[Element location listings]
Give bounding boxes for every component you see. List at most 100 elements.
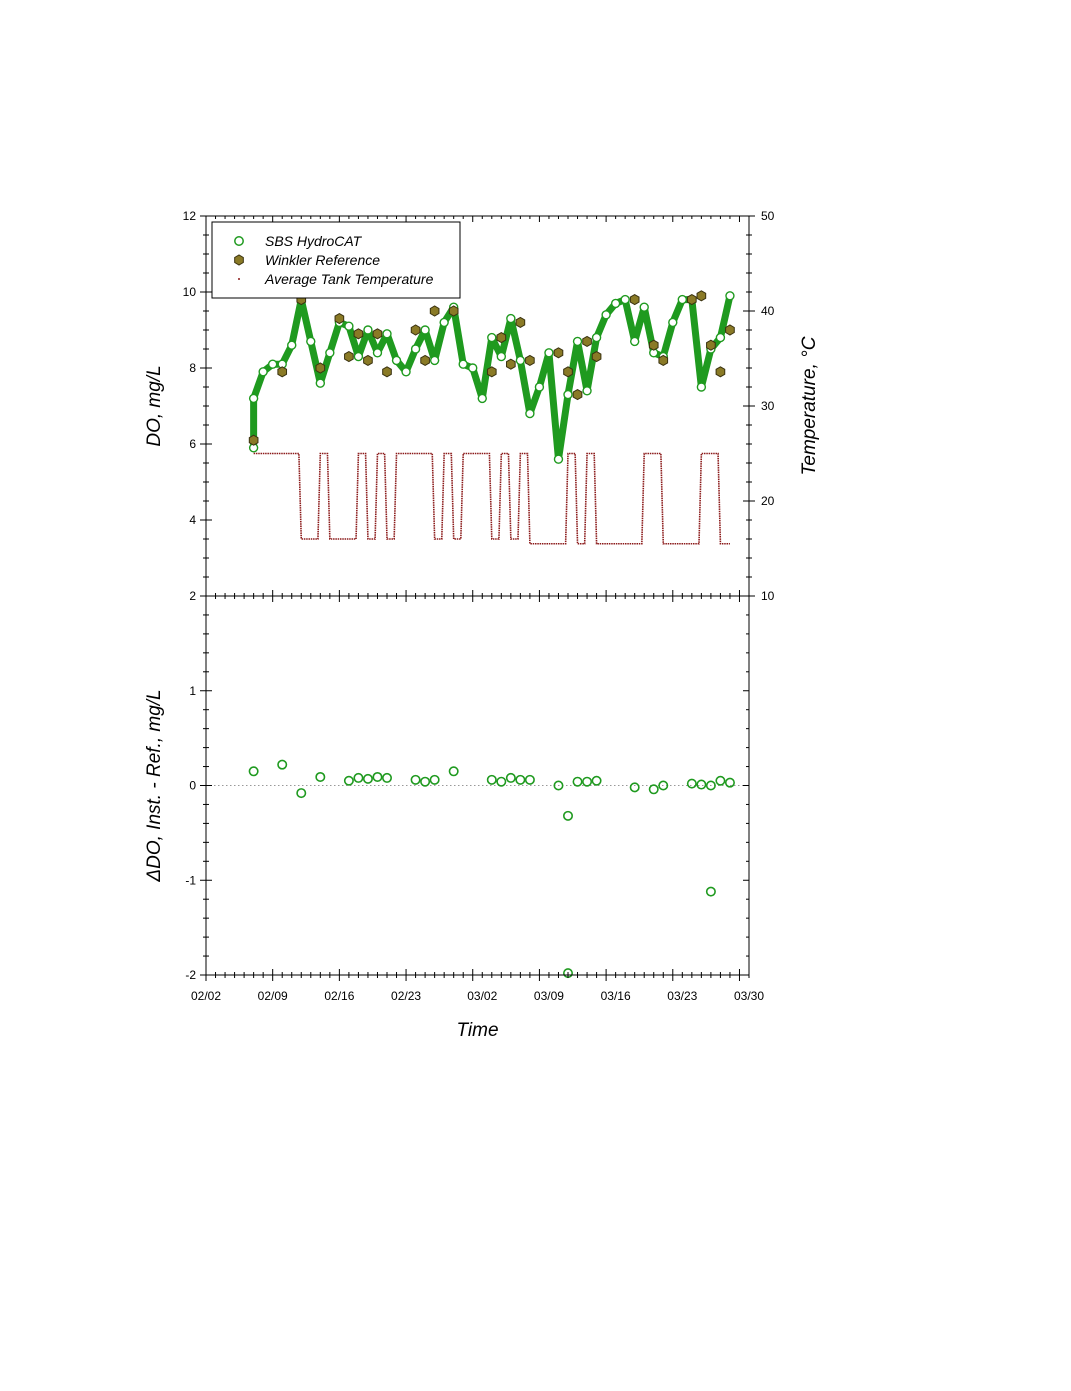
bottom-left-tick-label: 0: [189, 779, 196, 793]
hydrocat-point: [267, 359, 278, 369]
hydrocat-point: [553, 454, 564, 464]
hydrocat-point: [677, 294, 688, 305]
hydrocat-point: [534, 382, 545, 392]
delta-do-point: [505, 772, 516, 783]
top-right-tick-label: 50: [761, 209, 775, 223]
winkler-point: [410, 324, 421, 336]
delta-do-point: [381, 772, 392, 783]
hydrocat-point: [372, 348, 383, 358]
winkler-point: [563, 366, 573, 378]
x-tick-label: 03/09: [534, 989, 564, 1003]
hydrocat-point: [610, 298, 621, 309]
x-tick-label: 02/23: [391, 989, 421, 1003]
x-tick-label: 03/16: [601, 989, 631, 1003]
winkler-point: [334, 313, 345, 325]
x-tick-label: 02/16: [324, 989, 354, 1003]
hydrocat-point: [715, 332, 726, 343]
bottom-left-tick-label: -1: [185, 873, 196, 887]
winkler-point: [648, 339, 659, 351]
winkler-point: [725, 324, 735, 336]
hydrocat-point: [544, 348, 554, 358]
delta-do-point: [496, 776, 507, 787]
hydrocat-point: [353, 351, 364, 362]
hydrocat-point: [391, 355, 402, 366]
winkler-point: [372, 328, 383, 340]
delta-do-point: [515, 774, 526, 785]
x-tick-label: 03/23: [667, 989, 697, 1003]
winkler-point: [715, 366, 726, 378]
top-right-tick-label: 40: [761, 304, 775, 318]
hydrocat-point: [496, 351, 507, 362]
hydrocat-point: [363, 325, 373, 335]
delta-do-point: [248, 766, 259, 777]
hydrocat-point: [525, 408, 535, 419]
top-right-tick-label: 10: [761, 589, 775, 603]
winkler-point: [344, 351, 354, 363]
winkler-point: [486, 366, 497, 378]
hydrocat-point: [401, 367, 411, 377]
right-y-axis-title: Temperature, °C: [799, 336, 820, 475]
delta-do-point: [705, 780, 716, 791]
winkler-point: [525, 354, 535, 366]
hydrocat-point: [668, 317, 678, 328]
hydrocat-point: [725, 291, 735, 301]
hydrocat-point: [420, 325, 430, 335]
hydrocat-point: [410, 344, 421, 354]
winkler-point: [553, 347, 564, 359]
bottom-left-tick-label: 1: [189, 684, 196, 698]
x-tick-label: 03/02: [467, 989, 497, 1003]
winkler-point: [429, 305, 440, 317]
winkler-point: [382, 366, 392, 378]
delta-do-point: [562, 810, 573, 821]
hydrocat-point: [572, 336, 583, 347]
delta-do-point: [315, 771, 326, 782]
bottom-y-axis-title: ΔDO, Inst. - Ref., mg/L: [144, 689, 165, 882]
hydrocat-point: [258, 367, 268, 377]
delta-do-point: [553, 780, 564, 791]
delta-do-point: [629, 782, 640, 793]
winkler-point: [315, 362, 326, 374]
hydrocat-point: [315, 378, 326, 388]
hydrocat-point: [696, 382, 707, 392]
legend-box: [211, 221, 461, 299]
winkler-point: [629, 294, 640, 306]
top-left-tick-label: 6: [189, 437, 196, 451]
winkler-point: [448, 305, 459, 317]
hydrocat-point: [439, 317, 449, 328]
hydrocat-point: [601, 310, 611, 320]
hydrocat-point: [248, 393, 259, 404]
winkler-point: [353, 328, 364, 340]
hydrocat-point: [477, 393, 487, 404]
legend-marker-winkler: [234, 254, 244, 266]
winkler-point: [248, 434, 259, 446]
hydrocat-point: [591, 332, 602, 343]
top-left-tick-label: 4: [189, 513, 196, 527]
delta-do-point: [410, 774, 421, 785]
hydrocat-point: [325, 348, 335, 358]
delta-do-point: [715, 775, 726, 786]
winkler-point: [420, 354, 430, 366]
hydrocat-point: [582, 386, 592, 396]
delta-do-point: [372, 771, 383, 782]
top-right-tick-label: 30: [761, 399, 775, 413]
winkler-point: [706, 339, 716, 351]
top-left-tick-label: 12: [183, 209, 197, 223]
x-tick-label: 02/02: [191, 989, 221, 1003]
hydrocat-point: [468, 363, 478, 373]
legend-marker-hydrocat: [234, 236, 244, 246]
hydrocat-point: [620, 294, 630, 305]
winkler-point: [687, 294, 697, 306]
x-axis-title: Time: [456, 1020, 498, 1041]
delta-do-point: [277, 759, 288, 770]
delta-do-point: [429, 774, 440, 785]
delta-do-point: [686, 778, 697, 789]
top-left-tick-label: 8: [189, 361, 196, 375]
hydrocat-point: [515, 355, 526, 366]
delta-do-point: [705, 886, 716, 897]
delta-do-point: [420, 776, 431, 787]
delta-do-point: [353, 772, 364, 783]
legend-label: Winkler Reference: [265, 252, 380, 268]
winkler-point: [591, 351, 602, 363]
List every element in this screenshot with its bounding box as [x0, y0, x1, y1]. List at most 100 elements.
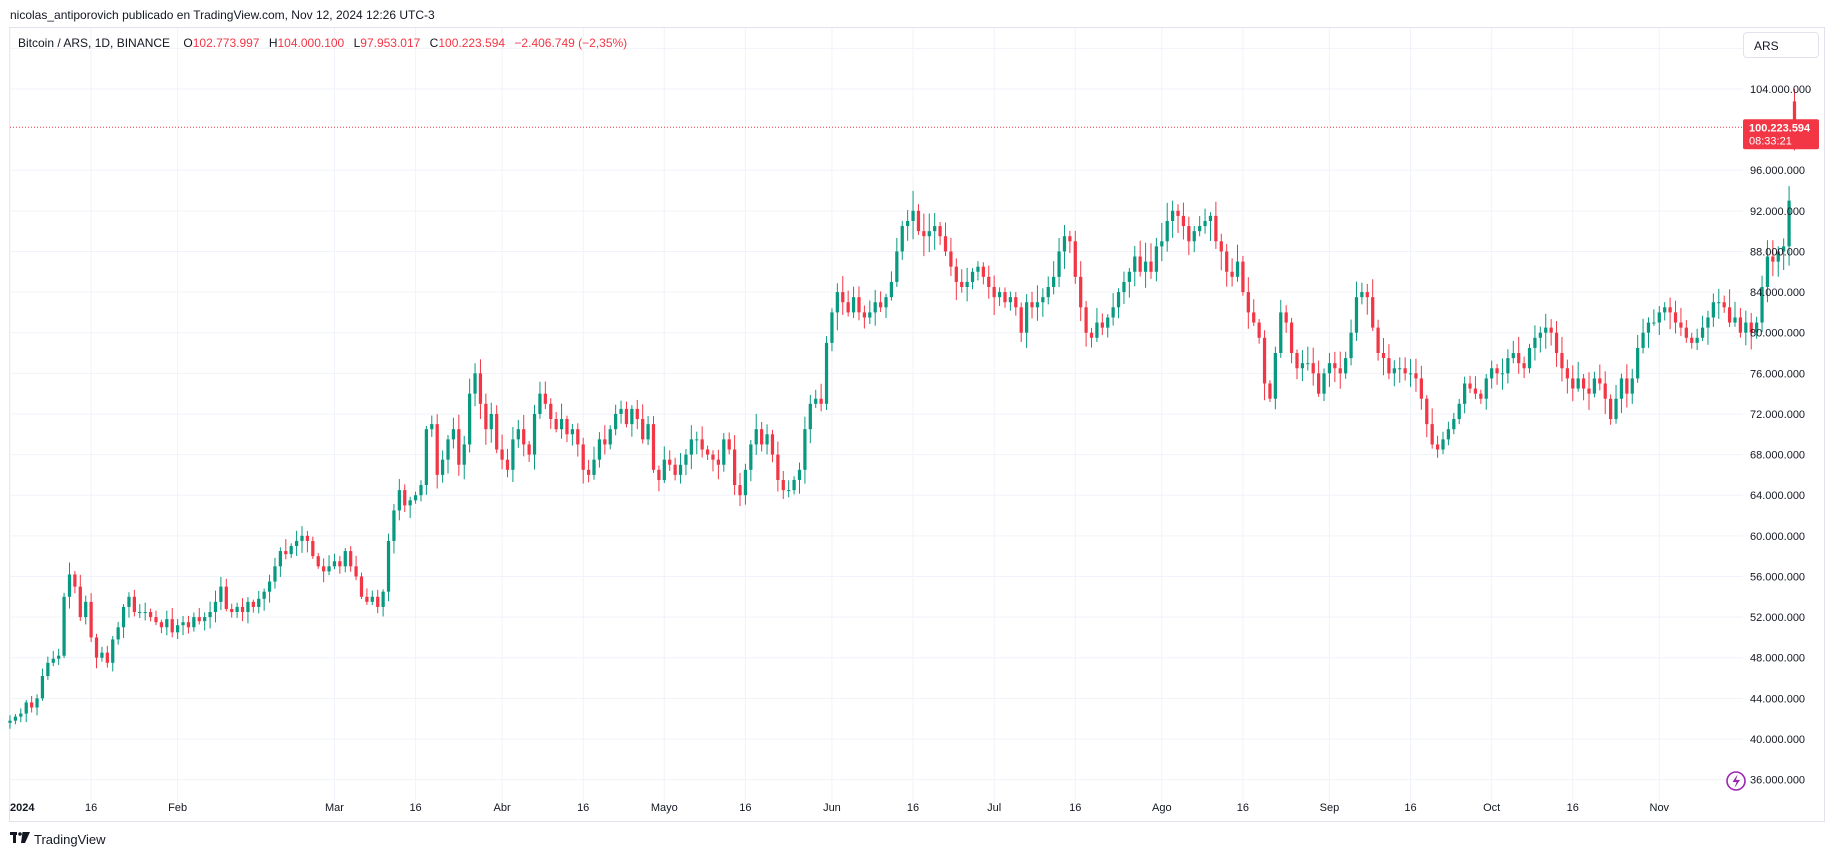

- AIM OF THE EXERCISE: Retype all of the rows above line for line, leaving out the pictures.

- THE RESPONSE:
Give bounding boxes for every component you see. List at most 100 elements.
bottom-left-tick-label: 0: [189, 779, 196, 793]
hydrocat-point: [267, 359, 278, 369]
hydrocat-point: [553, 454, 564, 464]
hydrocat-point: [677, 294, 688, 305]
hydrocat-point: [534, 382, 545, 392]
delta-do-point: [505, 772, 516, 783]
top-right-tick-label: 50: [761, 209, 775, 223]
winkler-point: [410, 324, 421, 336]
delta-do-point: [381, 772, 392, 783]
hydrocat-point: [372, 348, 383, 358]
winkler-point: [563, 366, 573, 378]
x-tick-label: 03/09: [534, 989, 564, 1003]
hydrocat-point: [610, 298, 621, 309]
x-tick-label: 02/23: [391, 989, 421, 1003]
x-tick-label: 03/16: [601, 989, 631, 1003]
winkler-point: [334, 313, 345, 325]
x-tick-label: 02/16: [324, 989, 354, 1003]
hydrocat-point: [715, 332, 726, 343]
bottom-left-tick-label: -1: [185, 873, 196, 887]
winkler-point: [648, 339, 659, 351]
winkler-point: [725, 324, 735, 336]
hydrocat-point: [544, 348, 554, 358]
delta-do-point: [496, 776, 507, 787]
hydrocat-point: [353, 351, 364, 362]
hydrocat-point: [391, 355, 402, 366]
winkler-point: [372, 328, 383, 340]
delta-do-point: [515, 774, 526, 785]
x-tick-label: 03/23: [667, 989, 697, 1003]
winkler-point: [715, 366, 726, 378]
top-right-tick-label: 40: [761, 304, 775, 318]
hydrocat-point: [496, 351, 507, 362]
hydrocat-point: [363, 325, 373, 335]
delta-do-point: [248, 766, 259, 777]
hydrocat-point: [525, 408, 535, 419]
top-right-tick-label: 10: [761, 589, 775, 603]
winkler-point: [344, 351, 354, 363]
winkler-point: [486, 366, 497, 378]
hydrocat-point: [401, 367, 411, 377]
right-y-axis-title: Temperature, °C: [799, 336, 820, 475]
delta-do-point: [705, 780, 716, 791]
winkler-point: [525, 354, 535, 366]
hydrocat-point: [668, 317, 678, 328]
hydrocat-point: [725, 291, 735, 301]
hydrocat-point: [420, 325, 430, 335]
hydrocat-point: [410, 344, 421, 354]
winkler-point: [553, 347, 564, 359]
bottom-left-tick-label: 1: [189, 684, 196, 698]
x-tick-label: 03/02: [467, 989, 497, 1003]
winkler-point: [429, 305, 440, 317]
winkler-point: [382, 366, 392, 378]
delta-do-point: [562, 810, 573, 821]
hydrocat-point: [572, 336, 583, 347]
delta-do-point: [315, 771, 326, 782]
bottom-y-axis-title: ΔDO, Inst. - Ref., mg/L: [144, 689, 165, 882]
hydrocat-point: [258, 367, 268, 377]
delta-do-point: [553, 780, 564, 791]
delta-do-point: [629, 782, 640, 793]
winkler-point: [315, 362, 326, 374]
hydrocat-point: [315, 378, 326, 388]
hydrocat-point: [696, 382, 707, 392]
legend-box: [211, 221, 461, 299]
winkler-point: [629, 294, 640, 306]
top-left-tick-label: 6: [189, 437, 196, 451]
winkler-point: [448, 305, 459, 317]
hydrocat-point: [439, 317, 449, 328]
hydrocat-point: [601, 310, 611, 320]
hydrocat-point: [248, 393, 259, 404]
winkler-point: [353, 328, 364, 340]
hydrocat-point: [477, 393, 487, 404]
legend-marker-winkler: [234, 254, 244, 266]
winkler-point: [248, 434, 259, 446]
hydrocat-point: [591, 332, 602, 343]
top-left-tick-label: 4: [189, 513, 196, 527]
delta-do-point: [410, 774, 421, 785]
hydrocat-point: [325, 348, 335, 358]
delta-do-point: [715, 775, 726, 786]
winkler-point: [420, 354, 430, 366]
hydrocat-point: [582, 386, 592, 396]
delta-do-point: [372, 771, 383, 782]
top-right-tick-label: 30: [761, 399, 775, 413]
winkler-point: [706, 339, 716, 351]
top-left-tick-label: 12: [183, 209, 197, 223]
x-tick-label: 02/02: [191, 989, 221, 1003]
hydrocat-point: [468, 363, 478, 373]
legend-marker-hydrocat: [234, 236, 244, 246]
hydrocat-point: [620, 294, 630, 305]
winkler-point: [687, 294, 697, 306]
x-axis-title: Time: [456, 1020, 498, 1041]
delta-do-point: [277, 759, 288, 770]
delta-do-point: [429, 774, 440, 785]
delta-do-point: [686, 778, 697, 789]
top-left-tick-label: 8: [189, 361, 196, 375]
hydrocat-point: [515, 355, 526, 366]
delta-do-point: [705, 886, 716, 897]
delta-do-point: [420, 776, 431, 787]
delta-do-point: [353, 772, 364, 783]
legend-label: Winkler Reference: [265, 252, 380, 268]
winkler-point: [591, 351, 602, 363]
List every element in this screenshot with its bounding box as [x0, y0, x1, y1]. List at most 100 elements.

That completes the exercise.